• _MATERIAL_:
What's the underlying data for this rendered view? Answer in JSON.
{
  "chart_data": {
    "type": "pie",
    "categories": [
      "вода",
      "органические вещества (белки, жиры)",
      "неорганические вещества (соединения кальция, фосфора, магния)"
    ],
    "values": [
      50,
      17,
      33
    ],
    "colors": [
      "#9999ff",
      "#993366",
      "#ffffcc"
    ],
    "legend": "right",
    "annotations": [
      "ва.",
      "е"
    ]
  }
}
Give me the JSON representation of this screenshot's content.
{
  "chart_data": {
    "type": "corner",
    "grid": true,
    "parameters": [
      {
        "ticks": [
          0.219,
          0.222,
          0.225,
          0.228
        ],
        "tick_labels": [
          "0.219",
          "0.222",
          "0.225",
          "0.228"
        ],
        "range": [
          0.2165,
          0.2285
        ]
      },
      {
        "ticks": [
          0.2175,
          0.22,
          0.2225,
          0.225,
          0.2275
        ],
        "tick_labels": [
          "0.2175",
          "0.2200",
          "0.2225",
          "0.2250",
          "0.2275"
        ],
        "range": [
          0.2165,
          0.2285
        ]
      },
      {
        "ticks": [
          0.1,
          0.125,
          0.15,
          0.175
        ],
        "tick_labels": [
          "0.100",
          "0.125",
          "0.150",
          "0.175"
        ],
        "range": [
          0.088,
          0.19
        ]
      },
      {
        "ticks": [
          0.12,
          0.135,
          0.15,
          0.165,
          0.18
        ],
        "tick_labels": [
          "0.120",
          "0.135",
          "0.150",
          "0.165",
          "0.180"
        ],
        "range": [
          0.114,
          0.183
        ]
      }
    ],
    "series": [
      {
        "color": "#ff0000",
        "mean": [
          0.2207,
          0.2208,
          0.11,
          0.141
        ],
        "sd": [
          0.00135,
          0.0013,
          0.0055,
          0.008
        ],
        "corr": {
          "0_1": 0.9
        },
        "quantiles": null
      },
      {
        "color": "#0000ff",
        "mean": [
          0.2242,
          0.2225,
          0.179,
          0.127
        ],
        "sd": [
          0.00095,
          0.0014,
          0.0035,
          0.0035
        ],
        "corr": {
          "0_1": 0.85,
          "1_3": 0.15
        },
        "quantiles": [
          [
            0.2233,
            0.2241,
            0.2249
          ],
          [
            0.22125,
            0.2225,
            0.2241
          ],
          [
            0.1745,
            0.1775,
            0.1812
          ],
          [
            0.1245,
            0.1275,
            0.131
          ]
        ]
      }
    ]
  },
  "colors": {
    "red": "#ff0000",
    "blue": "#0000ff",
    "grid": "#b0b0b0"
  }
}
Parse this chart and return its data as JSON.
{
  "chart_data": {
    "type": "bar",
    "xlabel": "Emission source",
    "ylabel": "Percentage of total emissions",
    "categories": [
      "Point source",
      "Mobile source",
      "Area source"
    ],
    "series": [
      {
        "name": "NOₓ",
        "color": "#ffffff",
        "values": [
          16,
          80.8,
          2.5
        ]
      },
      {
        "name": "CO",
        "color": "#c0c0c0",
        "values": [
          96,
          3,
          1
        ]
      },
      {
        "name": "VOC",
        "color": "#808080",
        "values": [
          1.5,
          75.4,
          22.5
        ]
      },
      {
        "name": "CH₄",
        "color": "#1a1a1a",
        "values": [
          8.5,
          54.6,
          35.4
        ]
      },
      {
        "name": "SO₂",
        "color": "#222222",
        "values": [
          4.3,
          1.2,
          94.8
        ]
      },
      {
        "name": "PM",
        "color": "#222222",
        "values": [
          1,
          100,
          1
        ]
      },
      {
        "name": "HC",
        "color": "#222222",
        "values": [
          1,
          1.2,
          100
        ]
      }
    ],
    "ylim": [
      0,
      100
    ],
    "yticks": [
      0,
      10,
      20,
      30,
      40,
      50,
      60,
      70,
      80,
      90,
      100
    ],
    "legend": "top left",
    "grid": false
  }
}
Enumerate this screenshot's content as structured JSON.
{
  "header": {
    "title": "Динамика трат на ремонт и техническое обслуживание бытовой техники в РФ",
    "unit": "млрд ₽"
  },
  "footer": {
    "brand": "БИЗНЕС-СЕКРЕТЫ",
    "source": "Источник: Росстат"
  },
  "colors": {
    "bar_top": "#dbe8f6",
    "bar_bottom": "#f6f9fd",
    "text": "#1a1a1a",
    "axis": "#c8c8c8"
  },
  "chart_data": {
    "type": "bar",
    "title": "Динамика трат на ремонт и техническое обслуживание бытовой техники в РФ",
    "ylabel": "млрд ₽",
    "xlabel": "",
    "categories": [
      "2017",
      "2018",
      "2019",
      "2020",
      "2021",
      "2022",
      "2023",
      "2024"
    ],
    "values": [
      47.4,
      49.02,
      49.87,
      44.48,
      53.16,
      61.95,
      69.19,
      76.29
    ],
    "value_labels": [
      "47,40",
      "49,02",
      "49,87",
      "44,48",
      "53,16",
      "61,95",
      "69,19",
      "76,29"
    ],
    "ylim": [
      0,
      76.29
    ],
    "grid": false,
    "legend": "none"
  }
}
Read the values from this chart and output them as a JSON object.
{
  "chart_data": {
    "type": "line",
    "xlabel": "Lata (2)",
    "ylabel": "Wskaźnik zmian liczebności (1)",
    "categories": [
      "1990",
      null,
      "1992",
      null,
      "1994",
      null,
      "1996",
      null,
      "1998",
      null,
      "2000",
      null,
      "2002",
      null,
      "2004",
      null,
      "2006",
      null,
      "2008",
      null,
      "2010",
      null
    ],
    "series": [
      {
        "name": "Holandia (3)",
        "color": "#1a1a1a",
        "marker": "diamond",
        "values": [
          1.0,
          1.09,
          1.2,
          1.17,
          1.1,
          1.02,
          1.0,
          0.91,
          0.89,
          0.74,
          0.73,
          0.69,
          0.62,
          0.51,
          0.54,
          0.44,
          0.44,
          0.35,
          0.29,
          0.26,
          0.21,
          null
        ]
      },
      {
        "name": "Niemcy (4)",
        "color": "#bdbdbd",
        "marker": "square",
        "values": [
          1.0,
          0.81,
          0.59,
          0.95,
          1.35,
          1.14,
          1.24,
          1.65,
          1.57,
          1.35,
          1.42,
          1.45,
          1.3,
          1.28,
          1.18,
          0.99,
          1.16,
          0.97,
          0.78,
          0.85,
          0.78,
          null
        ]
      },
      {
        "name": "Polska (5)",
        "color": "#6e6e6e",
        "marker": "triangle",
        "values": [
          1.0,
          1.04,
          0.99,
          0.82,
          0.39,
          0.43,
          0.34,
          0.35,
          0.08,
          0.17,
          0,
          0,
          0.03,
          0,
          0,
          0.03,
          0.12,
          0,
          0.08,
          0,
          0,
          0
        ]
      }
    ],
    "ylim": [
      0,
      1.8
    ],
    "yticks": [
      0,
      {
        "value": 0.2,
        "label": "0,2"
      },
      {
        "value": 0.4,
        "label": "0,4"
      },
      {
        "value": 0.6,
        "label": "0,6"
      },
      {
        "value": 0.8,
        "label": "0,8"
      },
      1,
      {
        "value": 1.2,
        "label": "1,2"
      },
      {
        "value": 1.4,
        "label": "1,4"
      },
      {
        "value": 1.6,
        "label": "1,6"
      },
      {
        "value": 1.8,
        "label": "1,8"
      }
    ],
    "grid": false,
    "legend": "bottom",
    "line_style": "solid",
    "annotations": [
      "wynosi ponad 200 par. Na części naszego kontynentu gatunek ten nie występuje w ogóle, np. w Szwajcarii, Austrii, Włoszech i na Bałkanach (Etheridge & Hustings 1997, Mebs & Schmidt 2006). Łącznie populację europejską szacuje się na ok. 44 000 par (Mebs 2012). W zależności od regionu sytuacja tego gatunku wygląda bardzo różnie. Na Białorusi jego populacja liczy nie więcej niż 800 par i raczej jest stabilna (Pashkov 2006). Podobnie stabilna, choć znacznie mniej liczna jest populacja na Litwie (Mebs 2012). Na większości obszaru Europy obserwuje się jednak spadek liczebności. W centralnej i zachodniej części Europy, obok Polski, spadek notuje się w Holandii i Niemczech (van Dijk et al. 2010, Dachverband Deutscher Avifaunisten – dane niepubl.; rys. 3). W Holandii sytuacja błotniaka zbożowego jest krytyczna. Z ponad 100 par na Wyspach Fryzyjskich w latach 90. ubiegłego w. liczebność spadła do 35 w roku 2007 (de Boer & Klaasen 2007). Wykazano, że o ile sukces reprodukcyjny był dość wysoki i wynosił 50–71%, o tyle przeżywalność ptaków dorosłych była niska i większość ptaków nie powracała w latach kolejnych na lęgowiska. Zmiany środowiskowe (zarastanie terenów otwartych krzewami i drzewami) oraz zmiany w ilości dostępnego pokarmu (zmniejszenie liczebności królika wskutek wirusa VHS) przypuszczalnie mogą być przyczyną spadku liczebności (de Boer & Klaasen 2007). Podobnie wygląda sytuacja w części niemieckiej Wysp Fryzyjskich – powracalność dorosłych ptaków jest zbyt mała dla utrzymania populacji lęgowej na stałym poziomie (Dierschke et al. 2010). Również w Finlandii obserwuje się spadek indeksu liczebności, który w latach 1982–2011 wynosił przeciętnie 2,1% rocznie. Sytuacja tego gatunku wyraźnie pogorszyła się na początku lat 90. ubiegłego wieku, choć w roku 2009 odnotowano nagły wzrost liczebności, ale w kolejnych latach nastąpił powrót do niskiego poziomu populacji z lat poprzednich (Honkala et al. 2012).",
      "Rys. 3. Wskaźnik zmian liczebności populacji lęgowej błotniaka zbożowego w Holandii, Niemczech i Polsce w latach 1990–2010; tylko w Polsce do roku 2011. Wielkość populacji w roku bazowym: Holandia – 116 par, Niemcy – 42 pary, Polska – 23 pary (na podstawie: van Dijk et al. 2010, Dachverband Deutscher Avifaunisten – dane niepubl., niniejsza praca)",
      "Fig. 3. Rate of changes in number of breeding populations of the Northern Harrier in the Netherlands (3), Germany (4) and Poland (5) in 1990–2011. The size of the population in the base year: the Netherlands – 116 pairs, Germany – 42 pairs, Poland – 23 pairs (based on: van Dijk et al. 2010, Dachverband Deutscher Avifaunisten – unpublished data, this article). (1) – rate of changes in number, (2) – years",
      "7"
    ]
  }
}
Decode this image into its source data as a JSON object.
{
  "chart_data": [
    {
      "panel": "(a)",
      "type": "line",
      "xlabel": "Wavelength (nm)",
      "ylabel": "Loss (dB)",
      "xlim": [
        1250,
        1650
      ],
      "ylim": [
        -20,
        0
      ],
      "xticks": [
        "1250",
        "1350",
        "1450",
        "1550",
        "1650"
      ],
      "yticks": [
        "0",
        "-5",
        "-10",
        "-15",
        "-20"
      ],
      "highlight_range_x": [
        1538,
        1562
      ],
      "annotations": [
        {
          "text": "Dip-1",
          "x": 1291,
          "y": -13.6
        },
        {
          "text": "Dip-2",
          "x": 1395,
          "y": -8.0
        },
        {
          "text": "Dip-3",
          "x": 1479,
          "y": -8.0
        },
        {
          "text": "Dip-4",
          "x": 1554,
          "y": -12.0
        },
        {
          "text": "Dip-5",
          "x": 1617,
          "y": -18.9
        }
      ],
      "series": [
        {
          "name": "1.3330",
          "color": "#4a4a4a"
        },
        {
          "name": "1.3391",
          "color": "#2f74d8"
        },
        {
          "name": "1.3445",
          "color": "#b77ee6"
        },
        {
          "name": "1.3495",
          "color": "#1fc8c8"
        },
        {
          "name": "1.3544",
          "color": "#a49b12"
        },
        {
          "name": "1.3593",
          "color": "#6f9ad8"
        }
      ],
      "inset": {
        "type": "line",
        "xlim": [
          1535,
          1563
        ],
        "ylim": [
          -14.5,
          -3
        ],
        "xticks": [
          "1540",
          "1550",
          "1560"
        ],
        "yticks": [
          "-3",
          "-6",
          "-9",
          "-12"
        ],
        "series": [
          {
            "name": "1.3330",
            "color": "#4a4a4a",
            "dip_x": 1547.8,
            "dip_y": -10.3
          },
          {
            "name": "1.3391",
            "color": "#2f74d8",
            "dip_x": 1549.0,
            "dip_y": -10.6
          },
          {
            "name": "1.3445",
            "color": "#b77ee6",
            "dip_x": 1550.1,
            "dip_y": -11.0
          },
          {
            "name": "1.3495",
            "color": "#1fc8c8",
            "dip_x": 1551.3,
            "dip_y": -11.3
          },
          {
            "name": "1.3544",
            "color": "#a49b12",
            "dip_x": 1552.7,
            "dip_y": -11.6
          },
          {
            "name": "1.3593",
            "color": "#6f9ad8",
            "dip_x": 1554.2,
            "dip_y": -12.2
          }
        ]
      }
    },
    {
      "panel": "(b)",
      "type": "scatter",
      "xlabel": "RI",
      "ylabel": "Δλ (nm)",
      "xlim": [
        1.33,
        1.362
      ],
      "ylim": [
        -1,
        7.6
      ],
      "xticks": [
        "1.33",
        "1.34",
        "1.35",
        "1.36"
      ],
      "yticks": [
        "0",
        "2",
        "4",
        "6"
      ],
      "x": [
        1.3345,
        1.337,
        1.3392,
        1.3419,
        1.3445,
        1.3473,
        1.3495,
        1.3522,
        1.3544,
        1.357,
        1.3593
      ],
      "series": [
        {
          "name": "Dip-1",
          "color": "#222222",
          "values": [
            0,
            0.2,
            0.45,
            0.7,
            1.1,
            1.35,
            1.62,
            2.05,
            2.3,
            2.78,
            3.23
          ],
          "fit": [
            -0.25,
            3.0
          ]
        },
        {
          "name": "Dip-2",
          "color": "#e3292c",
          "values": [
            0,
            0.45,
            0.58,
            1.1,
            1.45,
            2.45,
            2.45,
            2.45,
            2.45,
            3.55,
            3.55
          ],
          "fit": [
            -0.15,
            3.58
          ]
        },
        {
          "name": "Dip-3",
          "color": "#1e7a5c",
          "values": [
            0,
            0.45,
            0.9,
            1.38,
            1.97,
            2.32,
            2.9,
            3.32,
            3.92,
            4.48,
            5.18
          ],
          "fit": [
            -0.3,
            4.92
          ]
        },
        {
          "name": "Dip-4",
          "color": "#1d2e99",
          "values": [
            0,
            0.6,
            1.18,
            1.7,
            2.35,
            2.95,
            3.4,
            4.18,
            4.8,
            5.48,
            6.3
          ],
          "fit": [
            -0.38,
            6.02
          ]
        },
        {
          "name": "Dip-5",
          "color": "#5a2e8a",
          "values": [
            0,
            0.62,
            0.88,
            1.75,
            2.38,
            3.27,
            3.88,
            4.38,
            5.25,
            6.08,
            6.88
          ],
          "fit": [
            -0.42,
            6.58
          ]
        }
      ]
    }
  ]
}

• _WHAT IS NEEDED_: Tally the lines of the data that contain the string "source" and report the total alone.

• _RESULT FOR THIS TASK_: 6